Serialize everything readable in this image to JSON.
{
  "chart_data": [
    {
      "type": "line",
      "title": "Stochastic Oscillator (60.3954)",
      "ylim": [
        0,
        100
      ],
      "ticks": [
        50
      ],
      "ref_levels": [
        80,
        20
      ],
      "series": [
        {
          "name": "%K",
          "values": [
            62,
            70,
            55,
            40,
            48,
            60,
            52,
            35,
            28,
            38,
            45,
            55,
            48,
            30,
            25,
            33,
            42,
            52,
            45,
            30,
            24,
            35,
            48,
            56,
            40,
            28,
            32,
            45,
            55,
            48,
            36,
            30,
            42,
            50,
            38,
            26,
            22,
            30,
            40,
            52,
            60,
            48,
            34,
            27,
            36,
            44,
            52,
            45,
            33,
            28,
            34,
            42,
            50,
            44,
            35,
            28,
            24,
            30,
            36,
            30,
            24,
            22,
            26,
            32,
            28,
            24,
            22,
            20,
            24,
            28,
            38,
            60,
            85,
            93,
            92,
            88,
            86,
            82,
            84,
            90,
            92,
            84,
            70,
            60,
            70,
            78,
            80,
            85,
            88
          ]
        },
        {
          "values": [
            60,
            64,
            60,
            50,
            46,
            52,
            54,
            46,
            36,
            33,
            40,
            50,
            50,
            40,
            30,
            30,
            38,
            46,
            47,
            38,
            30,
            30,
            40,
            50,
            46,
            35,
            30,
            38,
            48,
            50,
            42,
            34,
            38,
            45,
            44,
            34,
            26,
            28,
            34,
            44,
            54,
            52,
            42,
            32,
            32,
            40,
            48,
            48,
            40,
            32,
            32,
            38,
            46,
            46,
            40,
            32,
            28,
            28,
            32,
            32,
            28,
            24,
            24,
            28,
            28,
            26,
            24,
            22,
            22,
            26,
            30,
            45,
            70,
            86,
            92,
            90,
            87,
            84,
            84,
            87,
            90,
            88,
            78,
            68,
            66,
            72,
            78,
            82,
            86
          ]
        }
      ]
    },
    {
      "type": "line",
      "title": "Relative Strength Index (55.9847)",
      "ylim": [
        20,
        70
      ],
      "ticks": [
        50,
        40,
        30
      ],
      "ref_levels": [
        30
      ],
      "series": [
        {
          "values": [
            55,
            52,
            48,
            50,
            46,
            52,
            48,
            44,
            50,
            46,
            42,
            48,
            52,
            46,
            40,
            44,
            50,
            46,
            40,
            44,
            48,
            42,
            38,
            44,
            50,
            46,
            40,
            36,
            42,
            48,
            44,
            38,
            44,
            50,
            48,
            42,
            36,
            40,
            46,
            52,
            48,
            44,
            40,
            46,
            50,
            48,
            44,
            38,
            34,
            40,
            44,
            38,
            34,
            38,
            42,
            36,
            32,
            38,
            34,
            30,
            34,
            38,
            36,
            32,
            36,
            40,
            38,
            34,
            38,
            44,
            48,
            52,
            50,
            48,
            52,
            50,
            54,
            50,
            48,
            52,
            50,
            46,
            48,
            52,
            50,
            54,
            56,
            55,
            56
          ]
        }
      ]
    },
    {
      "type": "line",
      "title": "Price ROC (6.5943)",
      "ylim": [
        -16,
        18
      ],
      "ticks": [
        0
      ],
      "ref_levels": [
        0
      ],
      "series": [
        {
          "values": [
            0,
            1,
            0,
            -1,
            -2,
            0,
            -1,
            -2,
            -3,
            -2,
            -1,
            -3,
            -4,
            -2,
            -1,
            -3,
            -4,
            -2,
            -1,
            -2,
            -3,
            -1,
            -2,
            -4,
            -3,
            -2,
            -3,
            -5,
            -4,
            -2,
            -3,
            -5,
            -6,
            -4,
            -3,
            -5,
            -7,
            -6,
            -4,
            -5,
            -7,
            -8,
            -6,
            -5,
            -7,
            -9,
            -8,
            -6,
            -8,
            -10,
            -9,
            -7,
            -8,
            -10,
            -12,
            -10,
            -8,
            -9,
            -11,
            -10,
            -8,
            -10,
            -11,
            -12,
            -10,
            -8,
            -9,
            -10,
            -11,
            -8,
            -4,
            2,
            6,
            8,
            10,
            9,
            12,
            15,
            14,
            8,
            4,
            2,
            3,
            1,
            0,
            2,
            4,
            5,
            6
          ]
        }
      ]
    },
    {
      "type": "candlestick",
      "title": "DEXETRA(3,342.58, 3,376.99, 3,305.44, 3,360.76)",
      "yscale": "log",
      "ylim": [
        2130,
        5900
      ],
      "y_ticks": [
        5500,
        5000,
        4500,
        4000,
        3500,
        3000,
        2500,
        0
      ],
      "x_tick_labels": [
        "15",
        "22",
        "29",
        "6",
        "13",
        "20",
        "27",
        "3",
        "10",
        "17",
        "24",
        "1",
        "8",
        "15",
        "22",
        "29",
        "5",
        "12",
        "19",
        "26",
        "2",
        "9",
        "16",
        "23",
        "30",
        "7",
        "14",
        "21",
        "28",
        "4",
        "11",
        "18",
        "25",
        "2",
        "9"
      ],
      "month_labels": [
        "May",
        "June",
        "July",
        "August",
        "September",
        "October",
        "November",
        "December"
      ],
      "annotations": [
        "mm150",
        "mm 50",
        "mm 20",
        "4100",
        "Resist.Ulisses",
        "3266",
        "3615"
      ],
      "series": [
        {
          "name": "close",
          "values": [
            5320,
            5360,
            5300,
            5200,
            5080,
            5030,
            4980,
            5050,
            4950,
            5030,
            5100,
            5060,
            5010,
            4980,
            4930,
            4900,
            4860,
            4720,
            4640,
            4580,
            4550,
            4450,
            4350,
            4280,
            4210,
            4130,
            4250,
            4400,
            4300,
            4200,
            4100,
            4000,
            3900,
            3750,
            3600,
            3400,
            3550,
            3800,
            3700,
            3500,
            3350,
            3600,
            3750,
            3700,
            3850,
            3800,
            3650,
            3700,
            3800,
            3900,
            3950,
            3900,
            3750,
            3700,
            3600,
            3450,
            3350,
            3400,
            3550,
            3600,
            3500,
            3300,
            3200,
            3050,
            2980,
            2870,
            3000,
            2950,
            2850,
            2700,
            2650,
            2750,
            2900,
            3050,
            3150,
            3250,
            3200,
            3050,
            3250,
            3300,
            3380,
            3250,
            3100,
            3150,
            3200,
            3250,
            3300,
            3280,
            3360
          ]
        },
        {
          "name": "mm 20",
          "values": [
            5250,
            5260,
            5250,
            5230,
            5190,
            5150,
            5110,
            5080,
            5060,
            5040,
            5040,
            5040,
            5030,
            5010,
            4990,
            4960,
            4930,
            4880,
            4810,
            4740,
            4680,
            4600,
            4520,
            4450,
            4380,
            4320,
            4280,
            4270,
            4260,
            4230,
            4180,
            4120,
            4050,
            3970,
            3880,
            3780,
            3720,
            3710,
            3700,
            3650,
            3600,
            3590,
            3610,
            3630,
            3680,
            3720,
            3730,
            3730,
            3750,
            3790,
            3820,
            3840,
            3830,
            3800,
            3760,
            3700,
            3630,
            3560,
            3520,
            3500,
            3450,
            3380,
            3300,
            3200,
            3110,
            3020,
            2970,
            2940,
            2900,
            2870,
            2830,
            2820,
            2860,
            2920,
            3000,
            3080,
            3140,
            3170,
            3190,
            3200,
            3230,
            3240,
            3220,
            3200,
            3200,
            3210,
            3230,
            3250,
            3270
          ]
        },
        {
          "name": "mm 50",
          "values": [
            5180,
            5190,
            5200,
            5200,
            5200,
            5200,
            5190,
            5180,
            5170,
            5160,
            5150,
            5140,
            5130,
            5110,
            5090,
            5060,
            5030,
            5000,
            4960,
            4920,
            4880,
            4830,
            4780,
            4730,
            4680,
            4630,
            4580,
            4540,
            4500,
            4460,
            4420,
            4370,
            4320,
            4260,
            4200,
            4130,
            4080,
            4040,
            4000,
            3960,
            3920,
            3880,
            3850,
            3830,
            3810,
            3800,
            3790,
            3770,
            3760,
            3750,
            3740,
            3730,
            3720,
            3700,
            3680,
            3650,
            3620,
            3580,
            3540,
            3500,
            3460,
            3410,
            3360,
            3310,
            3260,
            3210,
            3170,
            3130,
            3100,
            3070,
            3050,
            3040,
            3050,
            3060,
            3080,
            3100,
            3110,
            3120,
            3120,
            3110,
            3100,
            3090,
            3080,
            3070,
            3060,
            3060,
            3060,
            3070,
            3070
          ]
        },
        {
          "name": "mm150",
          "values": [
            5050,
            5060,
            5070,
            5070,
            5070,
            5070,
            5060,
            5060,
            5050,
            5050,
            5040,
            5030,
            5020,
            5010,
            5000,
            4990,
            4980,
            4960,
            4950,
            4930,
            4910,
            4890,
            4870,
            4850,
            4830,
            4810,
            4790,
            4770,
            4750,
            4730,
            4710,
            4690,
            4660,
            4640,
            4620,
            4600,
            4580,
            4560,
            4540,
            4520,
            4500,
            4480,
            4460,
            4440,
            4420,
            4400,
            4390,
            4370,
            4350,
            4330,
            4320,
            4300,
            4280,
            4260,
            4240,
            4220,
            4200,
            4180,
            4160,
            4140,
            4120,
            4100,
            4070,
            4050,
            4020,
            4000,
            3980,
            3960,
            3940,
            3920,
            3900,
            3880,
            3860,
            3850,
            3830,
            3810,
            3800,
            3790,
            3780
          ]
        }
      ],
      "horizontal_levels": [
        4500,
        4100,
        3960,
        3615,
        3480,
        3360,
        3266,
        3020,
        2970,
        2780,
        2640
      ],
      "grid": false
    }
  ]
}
┄┄┄┄┄┄┄┄┄┄
■ Prompt ■
Search the entries for the string "name" and collect each line that has it.

■ Problem solution ■
          "name": "%K",
          "name": "close",
          "name": "mm 20",
          "name": "mm 50",
          "name": "mm150",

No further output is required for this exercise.